Output only the lines from the line holding "Give me the" through the close of the records, exactly as they appear, with all pictures omitted.

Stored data
────

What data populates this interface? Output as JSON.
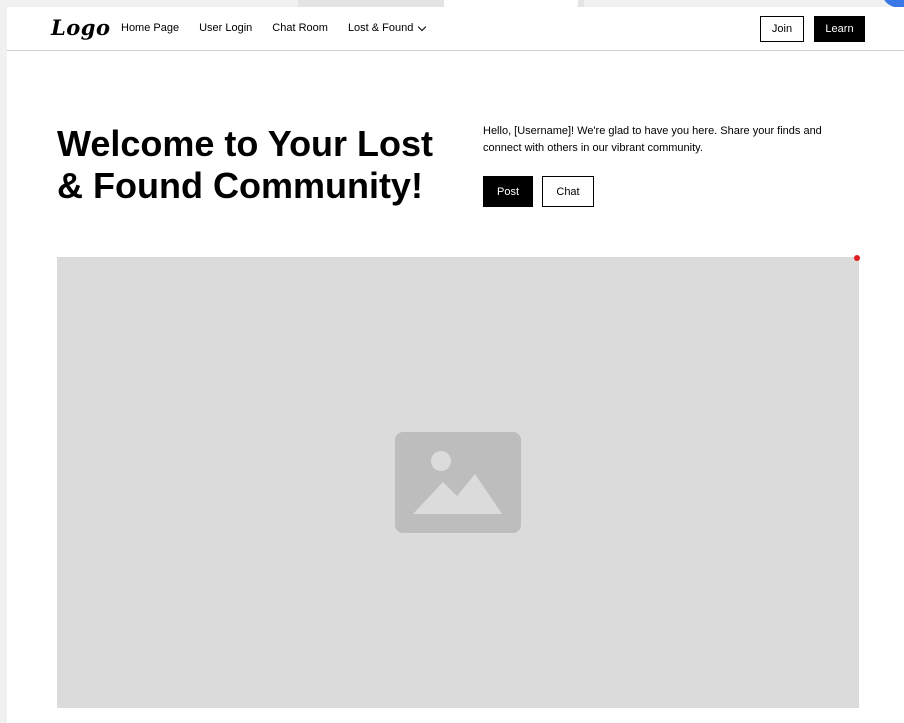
{
  "nav": {
    "logo": "Logo",
    "links": [
      "Home Page",
      "User Login",
      "Chat Room"
    ],
    "dropdown_label": "Lost & Found",
    "join_label": "Join",
    "learn_label": "Learn"
  },
  "hero": {
    "title": "Welcome to Your Lost & Found Community!",
    "text": "Hello, [Username]! We're glad to have you here. Share your finds and connect with others in our vibrant community.",
    "post_label": "Post",
    "chat_label": "Chat"
  },
  "media": {
    "icon": "image-placeholder-icon"
  },
  "colors": {
    "primary": "#000000",
    "placeholder_bg": "#dbdbdb",
    "placeholder_icon": "#bdbdbd",
    "indicator": "#e02020"
  }
}
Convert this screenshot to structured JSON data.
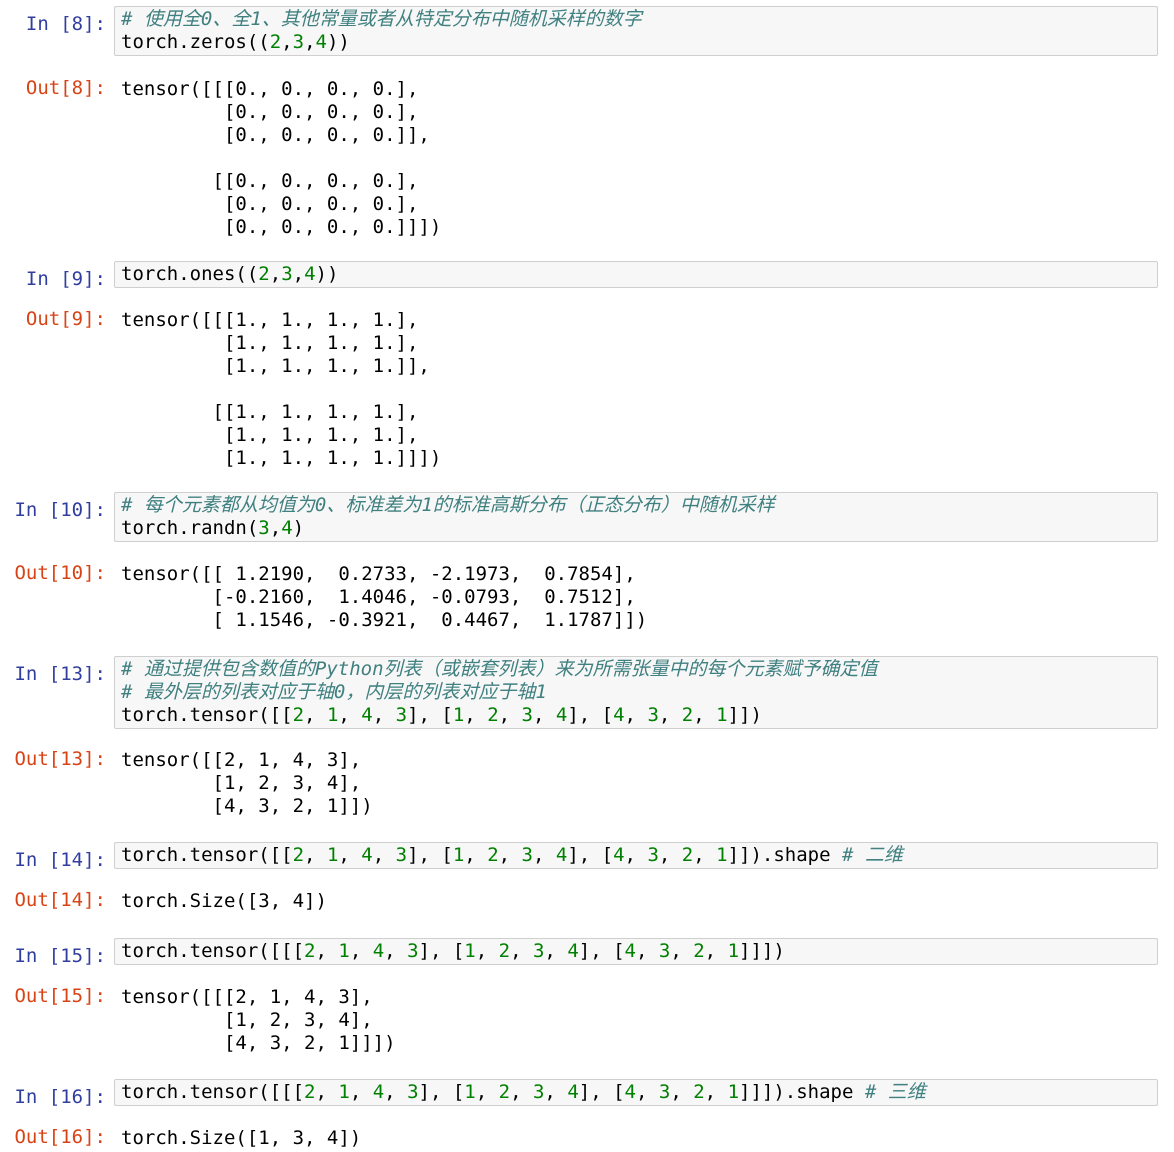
{
  "colors": {
    "in_prompt": "#303f9f",
    "out_prompt": "#d84315",
    "number": "#008000",
    "comment": "#408080",
    "input_bg": "#f7f7f7",
    "input_border": "#cfcfcf"
  },
  "cells": [
    {
      "in_prompt": "In [8]:",
      "out_prompt": "Out[8]:",
      "input": [
        [
          {
            "t": "cm",
            "v": "# 使用全0、全1、其他常量或者从特定分布中随机采样的数字"
          }
        ],
        [
          {
            "t": "p",
            "v": "torch.zeros(("
          },
          {
            "t": "n",
            "v": "2"
          },
          {
            "t": "p",
            "v": ","
          },
          {
            "t": "n",
            "v": "3"
          },
          {
            "t": "p",
            "v": ","
          },
          {
            "t": "n",
            "v": "4"
          },
          {
            "t": "p",
            "v": "))"
          }
        ]
      ],
      "output": "tensor([[[0., 0., 0., 0.],\n         [0., 0., 0., 0.],\n         [0., 0., 0., 0.]],\n\n        [[0., 0., 0., 0.],\n         [0., 0., 0., 0.],\n         [0., 0., 0., 0.]]])"
    },
    {
      "in_prompt": "In [9]:",
      "out_prompt": "Out[9]:",
      "input": [
        [
          {
            "t": "p",
            "v": "torch.ones(("
          },
          {
            "t": "n",
            "v": "2"
          },
          {
            "t": "p",
            "v": ","
          },
          {
            "t": "n",
            "v": "3"
          },
          {
            "t": "p",
            "v": ","
          },
          {
            "t": "n",
            "v": "4"
          },
          {
            "t": "p",
            "v": "))"
          }
        ]
      ],
      "output": "tensor([[[1., 1., 1., 1.],\n         [1., 1., 1., 1.],\n         [1., 1., 1., 1.]],\n\n        [[1., 1., 1., 1.],\n         [1., 1., 1., 1.],\n         [1., 1., 1., 1.]]])"
    },
    {
      "in_prompt": "In [10]:",
      "out_prompt": "Out[10]:",
      "input": [
        [
          {
            "t": "cm",
            "v": "# 每个元素都从均值为0、标准差为1的标准高斯分布（正态分布）中随机采样"
          }
        ],
        [
          {
            "t": "p",
            "v": "torch.randn("
          },
          {
            "t": "n",
            "v": "3"
          },
          {
            "t": "p",
            "v": ","
          },
          {
            "t": "n",
            "v": "4"
          },
          {
            "t": "p",
            "v": ")"
          }
        ]
      ],
      "output": "tensor([[ 1.2190,  0.2733, -2.1973,  0.7854],\n        [-0.2160,  1.4046, -0.0793,  0.7512],\n        [ 1.1546, -0.3921,  0.4467,  1.1787]])"
    },
    {
      "in_prompt": "In [13]:",
      "out_prompt": "Out[13]:",
      "input": [
        [
          {
            "t": "cm",
            "v": "# 通过提供包含数值的Python列表（或嵌套列表）来为所需张量中的每个元素赋予确定值"
          }
        ],
        [
          {
            "t": "cm",
            "v": "# 最外层的列表对应于轴0，内层的列表对应于轴1"
          }
        ],
        [
          {
            "t": "p",
            "v": "torch.tensor([["
          },
          {
            "t": "n",
            "v": "2"
          },
          {
            "t": "p",
            "v": ", "
          },
          {
            "t": "n",
            "v": "1"
          },
          {
            "t": "p",
            "v": ", "
          },
          {
            "t": "n",
            "v": "4"
          },
          {
            "t": "p",
            "v": ", "
          },
          {
            "t": "n",
            "v": "3"
          },
          {
            "t": "p",
            "v": "], ["
          },
          {
            "t": "n",
            "v": "1"
          },
          {
            "t": "p",
            "v": ", "
          },
          {
            "t": "n",
            "v": "2"
          },
          {
            "t": "p",
            "v": ", "
          },
          {
            "t": "n",
            "v": "3"
          },
          {
            "t": "p",
            "v": ", "
          },
          {
            "t": "n",
            "v": "4"
          },
          {
            "t": "p",
            "v": "], ["
          },
          {
            "t": "n",
            "v": "4"
          },
          {
            "t": "p",
            "v": ", "
          },
          {
            "t": "n",
            "v": "3"
          },
          {
            "t": "p",
            "v": ", "
          },
          {
            "t": "n",
            "v": "2"
          },
          {
            "t": "p",
            "v": ", "
          },
          {
            "t": "n",
            "v": "1"
          },
          {
            "t": "p",
            "v": "]])"
          }
        ]
      ],
      "output": "tensor([[2, 1, 4, 3],\n        [1, 2, 3, 4],\n        [4, 3, 2, 1]])"
    },
    {
      "in_prompt": "In [14]:",
      "out_prompt": "Out[14]:",
      "input": [
        [
          {
            "t": "p",
            "v": "torch.tensor([["
          },
          {
            "t": "n",
            "v": "2"
          },
          {
            "t": "p",
            "v": ", "
          },
          {
            "t": "n",
            "v": "1"
          },
          {
            "t": "p",
            "v": ", "
          },
          {
            "t": "n",
            "v": "4"
          },
          {
            "t": "p",
            "v": ", "
          },
          {
            "t": "n",
            "v": "3"
          },
          {
            "t": "p",
            "v": "], ["
          },
          {
            "t": "n",
            "v": "1"
          },
          {
            "t": "p",
            "v": ", "
          },
          {
            "t": "n",
            "v": "2"
          },
          {
            "t": "p",
            "v": ", "
          },
          {
            "t": "n",
            "v": "3"
          },
          {
            "t": "p",
            "v": ", "
          },
          {
            "t": "n",
            "v": "4"
          },
          {
            "t": "p",
            "v": "], ["
          },
          {
            "t": "n",
            "v": "4"
          },
          {
            "t": "p",
            "v": ", "
          },
          {
            "t": "n",
            "v": "3"
          },
          {
            "t": "p",
            "v": ", "
          },
          {
            "t": "n",
            "v": "2"
          },
          {
            "t": "p",
            "v": ", "
          },
          {
            "t": "n",
            "v": "1"
          },
          {
            "t": "p",
            "v": "]]).shape "
          },
          {
            "t": "cm",
            "v": "# 二维"
          }
        ]
      ],
      "output": "torch.Size([3, 4])"
    },
    {
      "in_prompt": "In [15]:",
      "out_prompt": "Out[15]:",
      "input": [
        [
          {
            "t": "p",
            "v": "torch.tensor([[["
          },
          {
            "t": "n",
            "v": "2"
          },
          {
            "t": "p",
            "v": ", "
          },
          {
            "t": "n",
            "v": "1"
          },
          {
            "t": "p",
            "v": ", "
          },
          {
            "t": "n",
            "v": "4"
          },
          {
            "t": "p",
            "v": ", "
          },
          {
            "t": "n",
            "v": "3"
          },
          {
            "t": "p",
            "v": "], ["
          },
          {
            "t": "n",
            "v": "1"
          },
          {
            "t": "p",
            "v": ", "
          },
          {
            "t": "n",
            "v": "2"
          },
          {
            "t": "p",
            "v": ", "
          },
          {
            "t": "n",
            "v": "3"
          },
          {
            "t": "p",
            "v": ", "
          },
          {
            "t": "n",
            "v": "4"
          },
          {
            "t": "p",
            "v": "], ["
          },
          {
            "t": "n",
            "v": "4"
          },
          {
            "t": "p",
            "v": ", "
          },
          {
            "t": "n",
            "v": "3"
          },
          {
            "t": "p",
            "v": ", "
          },
          {
            "t": "n",
            "v": "2"
          },
          {
            "t": "p",
            "v": ", "
          },
          {
            "t": "n",
            "v": "1"
          },
          {
            "t": "p",
            "v": "]]])"
          }
        ]
      ],
      "output": "tensor([[[2, 1, 4, 3],\n         [1, 2, 3, 4],\n         [4, 3, 2, 1]]])"
    },
    {
      "in_prompt": "In [16]:",
      "out_prompt": "Out[16]:",
      "input": [
        [
          {
            "t": "p",
            "v": "torch.tensor([[["
          },
          {
            "t": "n",
            "v": "2"
          },
          {
            "t": "p",
            "v": ", "
          },
          {
            "t": "n",
            "v": "1"
          },
          {
            "t": "p",
            "v": ", "
          },
          {
            "t": "n",
            "v": "4"
          },
          {
            "t": "p",
            "v": ", "
          },
          {
            "t": "n",
            "v": "3"
          },
          {
            "t": "p",
            "v": "], ["
          },
          {
            "t": "n",
            "v": "1"
          },
          {
            "t": "p",
            "v": ", "
          },
          {
            "t": "n",
            "v": "2"
          },
          {
            "t": "p",
            "v": ", "
          },
          {
            "t": "n",
            "v": "3"
          },
          {
            "t": "p",
            "v": ", "
          },
          {
            "t": "n",
            "v": "4"
          },
          {
            "t": "p",
            "v": "], ["
          },
          {
            "t": "n",
            "v": "4"
          },
          {
            "t": "p",
            "v": ", "
          },
          {
            "t": "n",
            "v": "3"
          },
          {
            "t": "p",
            "v": ", "
          },
          {
            "t": "n",
            "v": "2"
          },
          {
            "t": "p",
            "v": ", "
          },
          {
            "t": "n",
            "v": "1"
          },
          {
            "t": "p",
            "v": "]]]).shape "
          },
          {
            "t": "cm",
            "v": "# 三维"
          }
        ]
      ],
      "output": "torch.Size([1, 3, 4])"
    }
  ]
}
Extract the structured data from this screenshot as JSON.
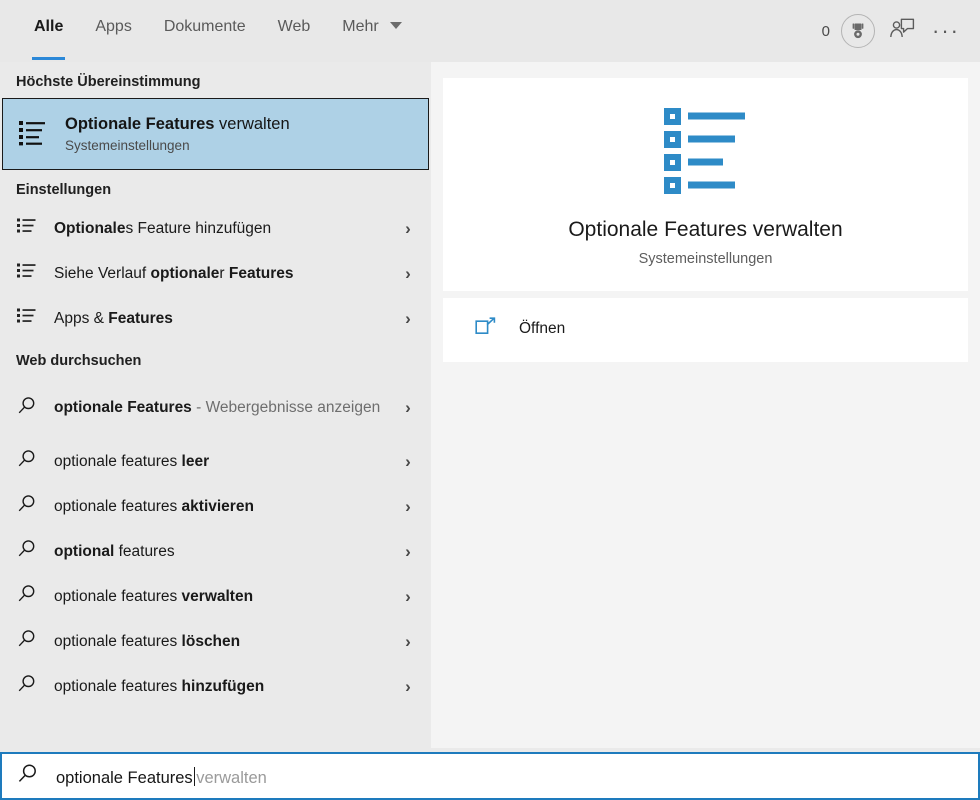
{
  "tabs": [
    {
      "label": "Alle",
      "active": true
    },
    {
      "label": "Apps",
      "active": false
    },
    {
      "label": "Dokumente",
      "active": false
    },
    {
      "label": "Web",
      "active": false
    },
    {
      "label": "Mehr",
      "active": false,
      "has_caret": true
    }
  ],
  "header": {
    "reward_count": "0",
    "medal_icon": "medal-icon",
    "feedback_icon": "feedback-person-icon",
    "more_icon": "ellipsis-icon"
  },
  "groups": {
    "best_match_heading": "Höchste Übereinstimmung",
    "settings_heading": "Einstellungen",
    "web_heading": "Web durchsuchen"
  },
  "best_match": {
    "title_bold": "Optionale Features",
    "title_rest": " verwalten",
    "subtitle": "Systemeinstellungen",
    "icon": "list-settings-icon"
  },
  "settings_results": [
    {
      "pre": "",
      "bold": "Optionale",
      "post": "s Feature hinzufügen",
      "icon": "list-settings-icon",
      "chevron": "›"
    },
    {
      "pre": "Siehe Verlauf ",
      "bold": "optionale",
      "post": "r ",
      "bold2": "Features",
      "icon": "list-settings-icon",
      "chevron": "›"
    },
    {
      "pre": "Apps & ",
      "bold": "Features",
      "post": "",
      "icon": "list-settings-icon",
      "chevron": "›"
    }
  ],
  "web_results": [
    {
      "pre": "",
      "bold": "optionale Features",
      "muted": " - Webergebnisse anzeigen",
      "icon": "search-icon",
      "chevron": "›",
      "tall": true
    },
    {
      "pre": "optionale features ",
      "bold": "leer",
      "icon": "search-icon",
      "chevron": "›"
    },
    {
      "pre": "optionale features ",
      "bold": "aktivieren",
      "icon": "search-icon",
      "chevron": "›"
    },
    {
      "pre": "",
      "bold": "optional",
      "post": " features",
      "icon": "search-icon",
      "chevron": "›"
    },
    {
      "pre": "optionale features ",
      "bold": "verwalten",
      "icon": "search-icon",
      "chevron": "›"
    },
    {
      "pre": "optionale features ",
      "bold": "löschen",
      "icon": "search-icon",
      "chevron": "›"
    },
    {
      "pre": "optionale features ",
      "bold": "hinzufügen",
      "icon": "search-icon",
      "chevron": "›"
    }
  ],
  "preview": {
    "title": "Optionale Features verwalten",
    "subtitle": "Systemeinstellungen",
    "icon": "list-settings-icon-large",
    "actions": [
      {
        "label": "Öffnen",
        "icon": "open-external-icon"
      }
    ]
  },
  "search": {
    "icon": "search-icon",
    "typed": "optionale Features",
    "suggestion": "verwalten"
  },
  "colors": {
    "accent": "#2b88d8",
    "selection_bg": "#aed1e6",
    "panel_bg": "#eaeaea",
    "preview_bg": "#f4f4f4",
    "card_bg": "#ffffff",
    "icon_blue": "#2e8bc7",
    "search_border": "#1e7bbd"
  }
}
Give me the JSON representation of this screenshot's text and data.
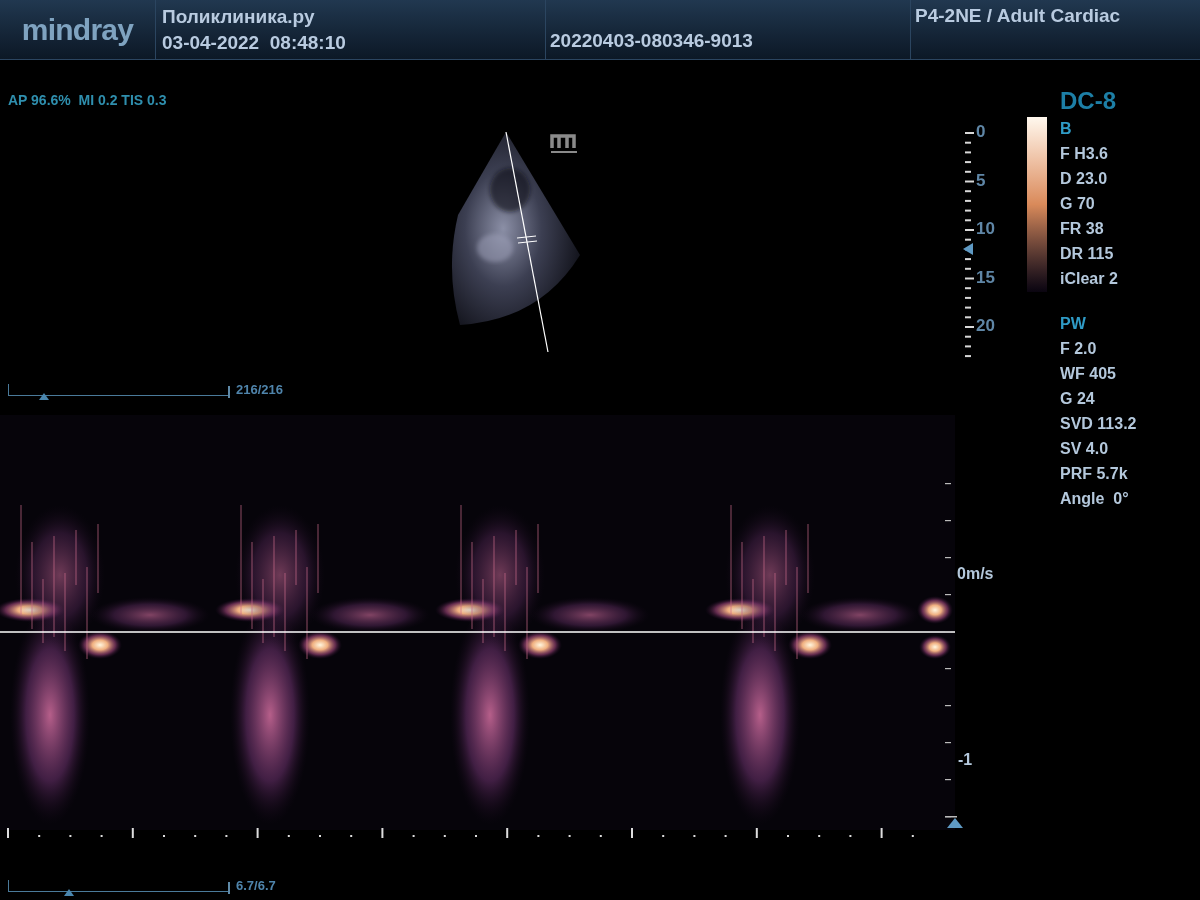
{
  "header": {
    "logo": "mindray",
    "clinic": "Поликлиника.ру",
    "datetime": "03-04-2022  08:48:10",
    "exam_id": "20220403-080346-9013",
    "probe_preset": "P4-2NE / Adult Cardiac"
  },
  "acoustic_output": "AP 96.6%  MI 0.2 TIS 0.3",
  "mode_title": "DC-8",
  "depth_scale": {
    "labels": [
      "0",
      "5",
      "10",
      "15",
      "20"
    ]
  },
  "parameters": [
    {
      "title": "B",
      "items": [
        "F H3.6",
        "D 23.0",
        "G 70",
        "FR 38",
        "DR 115",
        "iClear 2"
      ]
    },
    {
      "title": "PW",
      "items": [
        "F 2.0",
        "WF 405",
        "G 24",
        "SVD 113.2",
        "SV 4.0",
        "PRF 5.7k",
        "Angle  0°"
      ]
    }
  ],
  "cine_slider": {
    "level": 0.14,
    "reading": "216/216"
  },
  "doppler_scale": {
    "baseline_label": "0m/s",
    "lower_label": "-1"
  },
  "time_slider": {
    "level": 0.26,
    "reading": "6.7/6.7"
  }
}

────

Exercise solution:
Give me the JSON representation of this screenshot's text and data.
{
  "header": {
    "logo": "mindray",
    "clinic": "Поликлиника.ру",
    "datetime": "03-04-2022  08:48:10",
    "exam_id": "20220403-080346-9013",
    "probe_preset": "P4-2NE / Adult Cardiac"
  },
  "acoustic_output": "AP 96.6%  MI 0.2 TIS 0.3",
  "mode_title": "DC-8",
  "depth_scale": {
    "labels": [
      "0",
      "5",
      "10",
      "15",
      "20"
    ]
  },
  "parameters": [
    {
      "title": "B",
      "items": [
        "F H3.6",
        "D 23.0",
        "G 70",
        "FR 38",
        "DR 115",
        "iClear 2"
      ]
    },
    {
      "title": "PW",
      "items": [
        "F 2.0",
        "WF 405",
        "G 24",
        "SVD 113.2",
        "SV 4.0",
        "PRF 5.7k",
        "Angle  0°"
      ]
    }
  ],
  "cine_slider": {
    "level": 0.14,
    "reading": "216/216"
  },
  "doppler_scale": {
    "baseline_label": "0m/s",
    "lower_label": "-1"
  },
  "time_slider": {
    "level": 0.26,
    "reading": "6.7/6.7"
  }
}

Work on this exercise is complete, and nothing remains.